----- Provided passage

David J. Steinberg Alexandria, Va.

Attack attitudes, not individuals

The cartoon ''The Rich-Poor Gap,'' June 23, seems to imply that those with plenty of the good life are separated from the needy by a failed or weak sense of ''conscience.'' Cartoonist Jeff Danziger seems to be blaming individuals when he should be taking aim at the attitudes and the situations that have produced the problem. The legal and illegal taking of property is probably the prime source of the troubles, but not far behind is the expectation that an outside agency will be a means of support. By healing these failures of conscience we will all be lifted into prosperity.

John Abbott Woodland Hills, Calif.

NEH supports neglected cultures

Those who accuse the National Endowment for the Humanities (NEH) of elitism in today's budget-cutting frenzy have it all wrong. On the contrary, the NEH has distinguished itself for its even-handed, egalitarian fairness. As a fortunate participant in NEH-sponsored programs, I can speak directly from experience. In 1978, I received a research grant from the endowment to compile an English translation of the Navajo creation story, Dine bahane. Like other tribal peoples whose traditional poetry went unnoticed for centuries, the Navajos can contribute mightily to any list of the world's great books. All they need is the kind of unassuming recognition that the NEH fosters.

The endowment has special summer and year-long programs exclusively for teachers at four-year and community colleges to do research. The agency also invests in some of the country's smallest towns and least-populated counties, not only by funding books and media projects, but by subsidizing small exhibits and community lectures. This agency has stood alone in its willingness to appraise neglected cultures by the same time-tested universal standards it applies to Europe's benchmark works.

Paul G. Zolbrod Meadville, Pa.

Professor of English

Allegheny College

To improve economy, buy American

There is a better solution to the trade deficit than suggested by the authors of the opinion-page article ''Solution to the Trade Deficit With Japan: Cap It,'' June 8.

It would be advantageous to the United States to encourage Americans to buy American products. Not only would it reduce our trade deficit and reduce the interest that we have to pay on our debts, it would increase employment and thus improve greatly all of the family and social problems that accompany unemployment.

----------

• _Things to do_:
[1] From the letters, extract the part that opens with the words containing "To improve economy, buy" and closes with "It,'' June 8.".
[2] Answer these questions using the letters:
(a) Who drew the cartoon "The Rich-Poor Gap"?
(b) In what year did the writer of the letter defending the NEH receive a research grant from it?
(c) What is the name of the Navajo creation story that was translated with that grant?
[3] Decide whether each statement agrees with the letters:
(a) The letter about the cartoon names the expectation of outside support as the prime source of the troubles.
(b) The NEH's special teacher programs are only for teachers at four-year colleges.
(c) The NEH invests in some of the country's smallest towns.
The records after the letters are separate material and have no connection to them.

----- Items

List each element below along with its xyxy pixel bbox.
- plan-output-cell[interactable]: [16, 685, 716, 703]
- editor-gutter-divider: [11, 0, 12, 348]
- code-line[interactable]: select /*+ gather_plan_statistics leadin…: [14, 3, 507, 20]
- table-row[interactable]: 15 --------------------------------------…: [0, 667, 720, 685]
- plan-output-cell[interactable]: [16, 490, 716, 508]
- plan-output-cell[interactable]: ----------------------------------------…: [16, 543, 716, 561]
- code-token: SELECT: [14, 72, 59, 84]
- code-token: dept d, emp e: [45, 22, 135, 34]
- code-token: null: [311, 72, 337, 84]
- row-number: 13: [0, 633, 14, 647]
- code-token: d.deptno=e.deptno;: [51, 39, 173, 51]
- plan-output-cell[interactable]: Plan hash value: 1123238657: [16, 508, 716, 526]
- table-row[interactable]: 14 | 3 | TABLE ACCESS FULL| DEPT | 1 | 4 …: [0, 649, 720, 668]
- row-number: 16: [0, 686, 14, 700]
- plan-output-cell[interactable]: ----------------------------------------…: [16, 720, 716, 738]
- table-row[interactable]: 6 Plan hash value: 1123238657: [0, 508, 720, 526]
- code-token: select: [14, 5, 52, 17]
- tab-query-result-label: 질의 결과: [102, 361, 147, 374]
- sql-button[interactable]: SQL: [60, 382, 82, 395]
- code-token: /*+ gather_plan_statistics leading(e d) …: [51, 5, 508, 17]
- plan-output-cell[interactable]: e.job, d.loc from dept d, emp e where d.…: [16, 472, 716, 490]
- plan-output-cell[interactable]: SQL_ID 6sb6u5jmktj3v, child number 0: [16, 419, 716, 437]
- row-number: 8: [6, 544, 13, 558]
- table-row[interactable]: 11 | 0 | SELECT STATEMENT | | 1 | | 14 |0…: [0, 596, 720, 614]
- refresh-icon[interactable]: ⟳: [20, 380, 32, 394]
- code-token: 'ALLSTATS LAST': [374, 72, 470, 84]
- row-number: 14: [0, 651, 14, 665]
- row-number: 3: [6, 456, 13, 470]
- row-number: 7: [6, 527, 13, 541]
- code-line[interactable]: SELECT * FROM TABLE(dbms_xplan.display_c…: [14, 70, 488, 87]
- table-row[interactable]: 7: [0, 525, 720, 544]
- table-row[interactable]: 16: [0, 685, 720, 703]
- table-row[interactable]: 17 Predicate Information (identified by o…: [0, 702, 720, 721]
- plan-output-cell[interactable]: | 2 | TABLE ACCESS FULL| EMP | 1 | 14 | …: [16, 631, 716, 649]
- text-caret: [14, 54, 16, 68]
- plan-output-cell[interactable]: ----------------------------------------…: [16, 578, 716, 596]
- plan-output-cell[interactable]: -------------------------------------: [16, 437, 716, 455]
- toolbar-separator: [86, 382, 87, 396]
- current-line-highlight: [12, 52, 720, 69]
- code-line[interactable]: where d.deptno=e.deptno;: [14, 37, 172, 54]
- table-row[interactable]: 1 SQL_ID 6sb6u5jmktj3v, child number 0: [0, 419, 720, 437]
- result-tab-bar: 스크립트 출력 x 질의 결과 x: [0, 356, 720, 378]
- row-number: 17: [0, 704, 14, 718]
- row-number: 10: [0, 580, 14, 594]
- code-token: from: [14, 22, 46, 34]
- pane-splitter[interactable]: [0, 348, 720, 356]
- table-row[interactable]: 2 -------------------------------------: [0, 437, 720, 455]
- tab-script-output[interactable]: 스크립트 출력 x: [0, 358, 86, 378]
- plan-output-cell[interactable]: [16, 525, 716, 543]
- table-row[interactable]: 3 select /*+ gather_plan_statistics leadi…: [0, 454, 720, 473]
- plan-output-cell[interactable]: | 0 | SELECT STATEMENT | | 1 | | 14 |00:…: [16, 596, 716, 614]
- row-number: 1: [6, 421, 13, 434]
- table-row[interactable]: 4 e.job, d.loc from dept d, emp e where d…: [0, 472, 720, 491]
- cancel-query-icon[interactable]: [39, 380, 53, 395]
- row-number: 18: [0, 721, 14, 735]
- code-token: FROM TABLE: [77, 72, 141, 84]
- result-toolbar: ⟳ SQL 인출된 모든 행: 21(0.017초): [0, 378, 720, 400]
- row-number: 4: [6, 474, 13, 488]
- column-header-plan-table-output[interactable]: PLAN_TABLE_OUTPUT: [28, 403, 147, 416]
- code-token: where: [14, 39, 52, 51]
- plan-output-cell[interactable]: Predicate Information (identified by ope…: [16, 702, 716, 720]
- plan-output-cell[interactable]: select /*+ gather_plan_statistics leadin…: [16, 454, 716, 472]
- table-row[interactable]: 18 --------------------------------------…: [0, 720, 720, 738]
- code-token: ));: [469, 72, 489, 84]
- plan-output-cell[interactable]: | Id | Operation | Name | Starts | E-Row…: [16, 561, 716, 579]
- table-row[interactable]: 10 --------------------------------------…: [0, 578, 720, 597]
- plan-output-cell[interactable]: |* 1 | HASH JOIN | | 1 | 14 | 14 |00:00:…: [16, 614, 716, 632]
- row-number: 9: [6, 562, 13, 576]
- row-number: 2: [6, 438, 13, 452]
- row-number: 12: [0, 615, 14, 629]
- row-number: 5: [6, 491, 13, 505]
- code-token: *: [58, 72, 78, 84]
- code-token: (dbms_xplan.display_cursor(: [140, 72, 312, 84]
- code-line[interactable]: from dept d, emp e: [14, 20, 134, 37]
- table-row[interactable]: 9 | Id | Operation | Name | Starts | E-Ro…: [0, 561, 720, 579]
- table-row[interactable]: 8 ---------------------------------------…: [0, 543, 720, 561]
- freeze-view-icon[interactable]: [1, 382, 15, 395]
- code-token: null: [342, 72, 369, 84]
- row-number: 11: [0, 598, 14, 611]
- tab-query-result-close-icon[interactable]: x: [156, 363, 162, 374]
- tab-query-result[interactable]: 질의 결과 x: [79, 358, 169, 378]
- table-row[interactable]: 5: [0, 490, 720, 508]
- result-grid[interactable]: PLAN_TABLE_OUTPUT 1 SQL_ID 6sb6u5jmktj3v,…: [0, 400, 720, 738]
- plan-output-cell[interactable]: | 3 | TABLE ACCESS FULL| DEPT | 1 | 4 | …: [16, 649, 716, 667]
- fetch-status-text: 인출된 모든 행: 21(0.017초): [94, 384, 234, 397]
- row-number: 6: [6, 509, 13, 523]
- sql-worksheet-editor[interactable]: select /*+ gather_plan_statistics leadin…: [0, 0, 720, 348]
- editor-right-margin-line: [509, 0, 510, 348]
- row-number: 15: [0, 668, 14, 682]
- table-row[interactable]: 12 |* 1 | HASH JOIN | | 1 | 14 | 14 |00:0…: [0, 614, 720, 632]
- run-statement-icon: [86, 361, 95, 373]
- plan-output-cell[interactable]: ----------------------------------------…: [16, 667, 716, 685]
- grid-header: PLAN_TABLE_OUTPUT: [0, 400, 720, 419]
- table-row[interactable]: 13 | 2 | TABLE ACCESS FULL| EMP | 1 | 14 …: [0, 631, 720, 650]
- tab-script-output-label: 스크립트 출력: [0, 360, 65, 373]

----------

• _Solutions to the problems_:
[1]
To improve economy, buy American

There is a better solution to the trade deficit than suggested by the authors of the opinion-page article ''Solution to the Trade Deficit With Japan: Cap It,'' June 8.

[2]
(a) Jeff Danziger
(b) 1978
(c) Dine bahane

[3]
(a) No: "The legal and illegal taking of property is probably the prime source of the troubles, but not far behind is the expectation that an outside agency will be a means of support."
(b) No: "exclusively for teachers at four-year and community colleges"
(c) Yes: "The agency also invests in some of the country's smallest towns and least-populated counties"